WHAT YOU HAVE TO DO> Output the full listing word for word.

# start of ENTRIES SHOWN

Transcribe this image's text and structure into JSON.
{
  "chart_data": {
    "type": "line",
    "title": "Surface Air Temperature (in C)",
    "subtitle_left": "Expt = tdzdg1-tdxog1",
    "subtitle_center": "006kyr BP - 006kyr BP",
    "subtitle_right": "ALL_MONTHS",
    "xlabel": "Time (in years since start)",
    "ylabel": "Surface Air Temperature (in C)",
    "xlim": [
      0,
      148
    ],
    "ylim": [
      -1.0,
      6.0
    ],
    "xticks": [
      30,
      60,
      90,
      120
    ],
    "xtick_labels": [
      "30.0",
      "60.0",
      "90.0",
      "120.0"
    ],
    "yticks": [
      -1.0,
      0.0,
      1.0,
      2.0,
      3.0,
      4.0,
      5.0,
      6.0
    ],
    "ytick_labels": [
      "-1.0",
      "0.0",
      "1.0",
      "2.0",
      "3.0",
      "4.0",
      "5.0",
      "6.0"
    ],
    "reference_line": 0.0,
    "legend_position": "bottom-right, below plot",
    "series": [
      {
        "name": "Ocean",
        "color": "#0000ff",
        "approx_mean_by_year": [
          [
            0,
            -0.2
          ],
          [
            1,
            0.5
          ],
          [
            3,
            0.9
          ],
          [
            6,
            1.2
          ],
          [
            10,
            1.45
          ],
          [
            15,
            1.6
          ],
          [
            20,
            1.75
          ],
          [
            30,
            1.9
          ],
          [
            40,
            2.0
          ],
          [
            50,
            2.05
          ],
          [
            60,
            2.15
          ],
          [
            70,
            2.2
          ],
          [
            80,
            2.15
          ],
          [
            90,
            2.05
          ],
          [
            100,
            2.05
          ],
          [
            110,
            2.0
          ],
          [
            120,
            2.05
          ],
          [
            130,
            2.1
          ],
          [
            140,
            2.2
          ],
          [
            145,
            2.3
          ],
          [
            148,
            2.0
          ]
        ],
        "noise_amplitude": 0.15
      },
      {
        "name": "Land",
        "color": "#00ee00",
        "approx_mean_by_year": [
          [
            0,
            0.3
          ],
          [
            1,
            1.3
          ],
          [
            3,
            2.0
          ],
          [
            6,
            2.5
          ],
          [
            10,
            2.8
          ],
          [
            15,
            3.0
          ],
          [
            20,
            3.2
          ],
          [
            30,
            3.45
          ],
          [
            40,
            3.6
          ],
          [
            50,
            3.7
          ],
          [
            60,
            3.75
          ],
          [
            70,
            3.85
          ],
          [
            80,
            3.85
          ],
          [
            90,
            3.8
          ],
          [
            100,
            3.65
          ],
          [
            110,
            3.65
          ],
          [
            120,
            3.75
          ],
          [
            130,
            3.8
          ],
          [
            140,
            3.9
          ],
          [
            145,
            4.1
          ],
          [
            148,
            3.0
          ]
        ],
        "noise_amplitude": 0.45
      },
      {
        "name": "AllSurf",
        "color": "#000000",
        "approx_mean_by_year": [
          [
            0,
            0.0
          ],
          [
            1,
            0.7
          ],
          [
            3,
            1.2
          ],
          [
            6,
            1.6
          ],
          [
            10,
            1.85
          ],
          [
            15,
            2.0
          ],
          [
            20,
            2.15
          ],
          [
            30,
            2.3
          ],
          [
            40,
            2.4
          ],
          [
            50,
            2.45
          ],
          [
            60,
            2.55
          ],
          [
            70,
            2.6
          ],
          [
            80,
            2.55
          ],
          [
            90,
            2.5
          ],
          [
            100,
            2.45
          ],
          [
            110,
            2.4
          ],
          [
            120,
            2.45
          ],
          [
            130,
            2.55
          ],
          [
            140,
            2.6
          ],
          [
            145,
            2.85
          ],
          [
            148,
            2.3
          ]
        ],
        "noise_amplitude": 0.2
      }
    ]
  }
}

# end of ENTRIES SHOWN

FULL OUTPUT>
Transcribe this image's text and structure into JSON.
{
  "chart_data": {
    "type": "line",
    "title": "Surface Air Temperature (in C)",
    "subtitle_left": "Expt = tdzdg1-tdxog1",
    "subtitle_center": "006kyr BP - 006kyr BP",
    "subtitle_right": "ALL_MONTHS",
    "xlabel": "Time (in years since start)",
    "ylabel": "Surface Air Temperature (in C)",
    "xlim": [
      0,
      148
    ],
    "ylim": [
      -1.0,
      6.0
    ],
    "xticks": [
      30,
      60,
      90,
      120
    ],
    "xtick_labels": [
      "30.0",
      "60.0",
      "90.0",
      "120.0"
    ],
    "yticks": [
      -1.0,
      0.0,
      1.0,
      2.0,
      3.0,
      4.0,
      5.0,
      6.0
    ],
    "ytick_labels": [
      "-1.0",
      "0.0",
      "1.0",
      "2.0",
      "3.0",
      "4.0",
      "5.0",
      "6.0"
    ],
    "reference_line": 0.0,
    "legend_position": "bottom-right, below plot",
    "series": [
      {
        "name": "Ocean",
        "color": "#0000ff",
        "approx_mean_by_year": [
          [
            0,
            -0.2
          ],
          [
            1,
            0.5
          ],
          [
            3,
            0.9
          ],
          [
            6,
            1.2
          ],
          [
            10,
            1.45
          ],
          [
            15,
            1.6
          ],
          [
            20,
            1.75
          ],
          [
            30,
            1.9
          ],
          [
            40,
            2.0
          ],
          [
            50,
            2.05
          ],
          [
            60,
            2.15
          ],
          [
            70,
            2.2
          ],
          [
            80,
            2.15
          ],
          [
            90,
            2.05
          ],
          [
            100,
            2.05
          ],
          [
            110,
            2.0
          ],
          [
            120,
            2.05
          ],
          [
            130,
            2.1
          ],
          [
            140,
            2.2
          ],
          [
            145,
            2.3
          ],
          [
            148,
            2.0
          ]
        ],
        "noise_amplitude": 0.15
      },
      {
        "name": "Land",
        "color": "#00ee00",
        "approx_mean_by_year": [
          [
            0,
            0.3
          ],
          [
            1,
            1.3
          ],
          [
            3,
            2.0
          ],
          [
            6,
            2.5
          ],
          [
            10,
            2.8
          ],
          [
            15,
            3.0
          ],
          [
            20,
            3.2
          ],
          [
            30,
            3.45
          ],
          [
            40,
            3.6
          ],
          [
            50,
            3.7
          ],
          [
            60,
            3.75
          ],
          [
            70,
            3.85
          ],
          [
            80,
            3.85
          ],
          [
            90,
            3.8
          ],
          [
            100,
            3.65
          ],
          [
            110,
            3.65
          ],
          [
            120,
            3.75
          ],
          [
            130,
            3.8
          ],
          [
            140,
            3.9
          ],
          [
            145,
            4.1
          ],
          [
            148,
            3.0
          ]
        ],
        "noise_amplitude": 0.45
      },
      {
        "name": "AllSurf",
        "color": "#000000",
        "approx_mean_by_year": [
          [
            0,
            0.0
          ],
          [
            1,
            0.7
          ],
          [
            3,
            1.2
          ],
          [
            6,
            1.6
          ],
          [
            10,
            1.85
          ],
          [
            15,
            2.0
          ],
          [
            20,
            2.15
          ],
          [
            30,
            2.3
          ],
          [
            40,
            2.4
          ],
          [
            50,
            2.45
          ],
          [
            60,
            2.55
          ],
          [
            70,
            2.6
          ],
          [
            80,
            2.55
          ],
          [
            90,
            2.5
          ],
          [
            100,
            2.45
          ],
          [
            110,
            2.4
          ],
          [
            120,
            2.45
          ],
          [
            130,
            2.55
          ],
          [
            140,
            2.6
          ],
          [
            145,
            2.85
          ],
          [
            148,
            2.3
          ]
        ],
        "noise_amplitude": 0.2
      }
    ]
  }
}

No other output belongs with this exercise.